* _Collected data entries_:
--------
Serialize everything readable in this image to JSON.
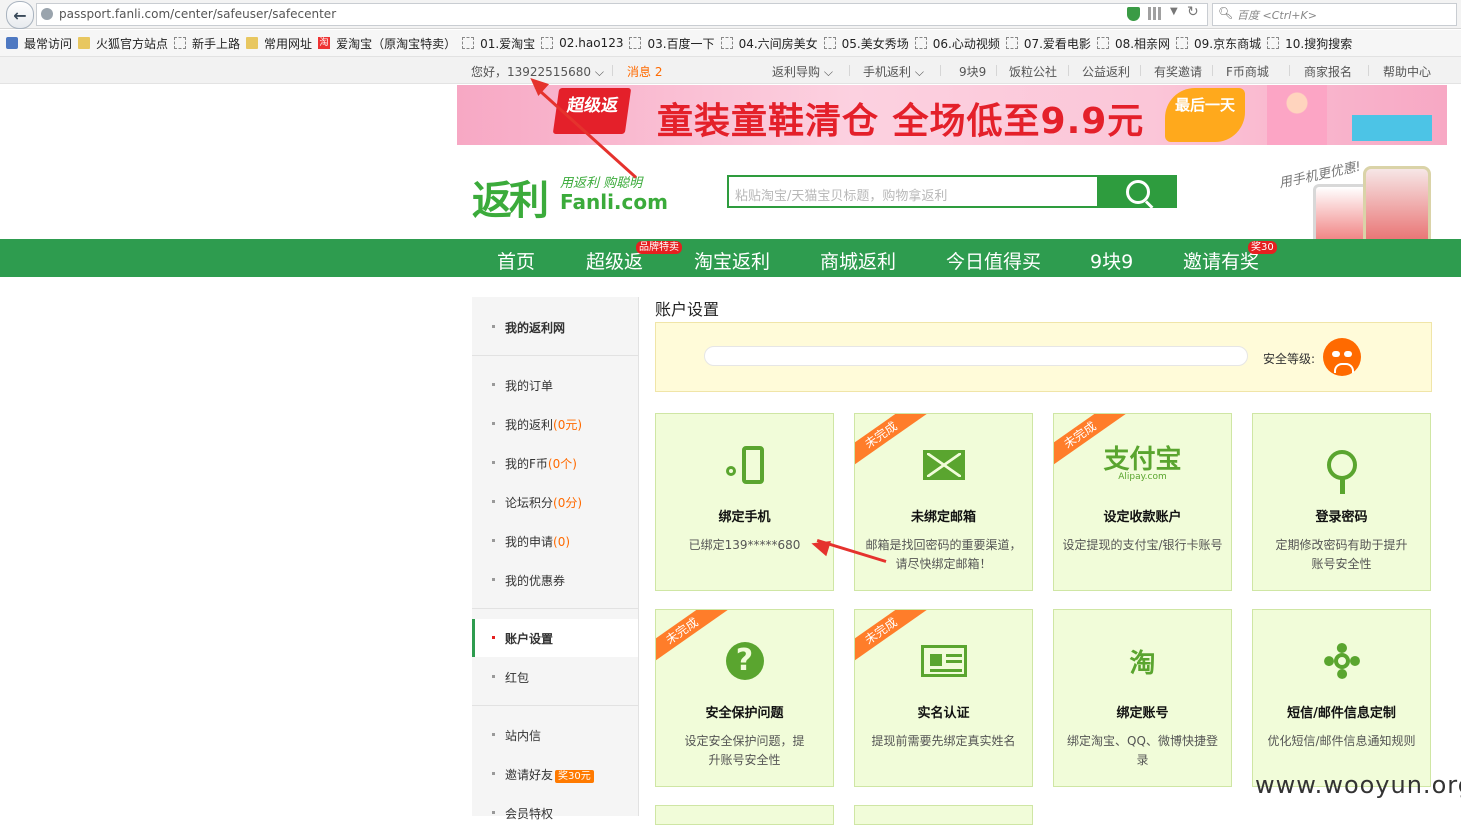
{
  "browser": {
    "url": "passport.fanli.com/center/safeuser/safecenter",
    "search_placeholder": "百度 <Ctrl+K>",
    "bookmarks": [
      "最常访问",
      "火狐官方站点",
      "新手上路",
      "常用网址",
      "爱淘宝（原淘宝特卖）",
      "01.爱淘宝",
      "02.hao123",
      "03.百度一下",
      "04.六间房美女",
      "05.美女秀场",
      "06.心动视频",
      "07.爱看电影",
      "08.相亲网",
      "09.京东商城",
      "10.搜狗搜索"
    ]
  },
  "topbar": {
    "greeting": "您好，13922515680",
    "messages": "消息 2",
    "links": [
      "返利导购",
      "手机返利",
      "9块9",
      "饭粒公社",
      "公益返利",
      "有奖邀请",
      "F币商城",
      "商家报名",
      "帮助中心"
    ]
  },
  "banner": {
    "tag": "超级返",
    "text": "童装童鞋清仓 全场低至9.9元",
    "badge": "最后一天"
  },
  "logo": {
    "mark": "返利",
    "slogan": "用返利 购聪明",
    "domain": "Fanli.com"
  },
  "search": {
    "placeholder": "粘贴淘宝/天猫宝贝标题，购物拿返利"
  },
  "phone_promo": "用手机更优惠!",
  "nav": {
    "items": [
      "首页",
      "超级返",
      "淘宝返利",
      "商城返利",
      "今日值得买",
      "9块9",
      "邀请有奖"
    ],
    "badge_superfan": "品牌特卖",
    "badge_invite": "奖30"
  },
  "sidebar": {
    "home": "我的返利网",
    "orders": "我的订单",
    "rebate": "我的返利",
    "rebate_count": "(0元)",
    "fcoin": "我的F币",
    "fcoin_count": "(0个)",
    "forum": "论坛积分",
    "forum_count": "(0分)",
    "apply": "我的申请",
    "apply_count": "(0)",
    "coupons": "我的优惠券",
    "account": "账户设置",
    "redpack": "红包",
    "inbox": "站内信",
    "invite": "邀请好友",
    "invite_badge": "奖30元",
    "member": "会员特权"
  },
  "main": {
    "title": "账户设置",
    "security_label": "安全等级:",
    "ribbon": "未完成",
    "cards": [
      {
        "title": "绑定手机",
        "desc": "已绑定139*****680",
        "icon": "phone-icon"
      },
      {
        "title": "未绑定邮箱",
        "desc": "邮箱是找回密码的重要渠道，请尽快绑定邮箱！",
        "icon": "mail-icon"
      },
      {
        "title": "设定收款账户",
        "desc": "设定提现的支付宝/银行卡账号",
        "icon": "alipay-icon",
        "icon_text": "支付宝",
        "icon_sub": "Alipay.com"
      },
      {
        "title": "登录密码",
        "desc": "定期修改密码有助于提升账号安全性",
        "icon": "key-icon"
      },
      {
        "title": "安全保护问题",
        "desc": "设定安全保护问题，提升账号安全性",
        "icon": "question-icon"
      },
      {
        "title": "实名认证",
        "desc": "提现前需要先绑定真实姓名",
        "icon": "id-card-icon"
      },
      {
        "title": "绑定账号",
        "desc": "绑定淘宝、QQ、微博快捷登录",
        "icon": "taobao-icon",
        "icon_text": "淘"
      },
      {
        "title": "短信/邮件信息定制",
        "desc": "优化短信/邮件信息通知规则",
        "icon": "gear-icon"
      }
    ]
  },
  "watermark": "www.wooyun.org",
  "colors": {
    "green": "#2e9c4f",
    "orange": "#ff6a00",
    "red": "#e52020",
    "card_bg": "#f1fcd9"
  }
}
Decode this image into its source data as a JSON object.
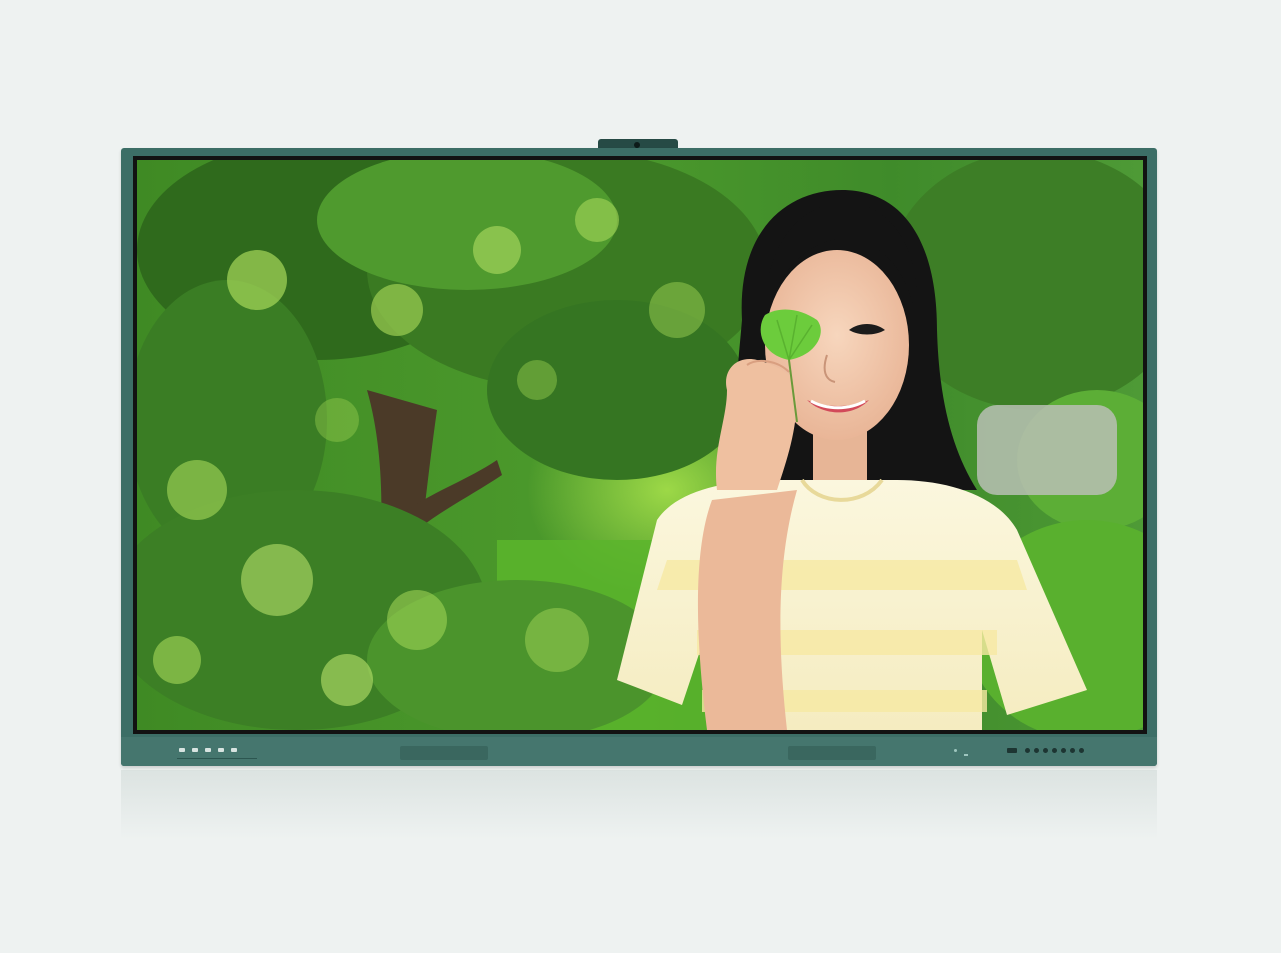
{
  "device": {
    "bezel_color": "#3c6e66",
    "chin_color": "#45766e",
    "background_color": "#eef2f1",
    "camera_present": true
  },
  "screen_content": {
    "scene": "outdoor-portrait-with-ginkgo-leaf",
    "palette": {
      "foliage_dark": "#2f6a1c",
      "foliage_mid": "#5aa532",
      "foliage_light": "#a6d85a",
      "grass": "#58b82a",
      "hair": "#141414",
      "skin": "#f2c8ac",
      "shirt": "#fbf6d8",
      "shirt_stripe": "#f6e9a2",
      "leaf": "#6ccc3c"
    }
  },
  "controls": {
    "front_buttons_count": 5,
    "ports_count": 8
  }
}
--------
* _WRITTEN INSTRUCTION_: The lines to copy run from the line containing "Decode this image" through the end of the data above; copy exactly those, minus the pictures.

* _CORRECT ANSWER_:
Decode this image into its source data as a JSON object.
{
  "device": {
    "bezel_color": "#3c6e66",
    "chin_color": "#45766e",
    "background_color": "#eef2f1",
    "camera_present": true
  },
  "screen_content": {
    "scene": "outdoor-portrait-with-ginkgo-leaf",
    "palette": {
      "foliage_dark": "#2f6a1c",
      "foliage_mid": "#5aa532",
      "foliage_light": "#a6d85a",
      "grass": "#58b82a",
      "hair": "#141414",
      "skin": "#f2c8ac",
      "shirt": "#fbf6d8",
      "shirt_stripe": "#f6e9a2",
      "leaf": "#6ccc3c"
    }
  },
  "controls": {
    "front_buttons_count": 5,
    "ports_count": 8
  }
}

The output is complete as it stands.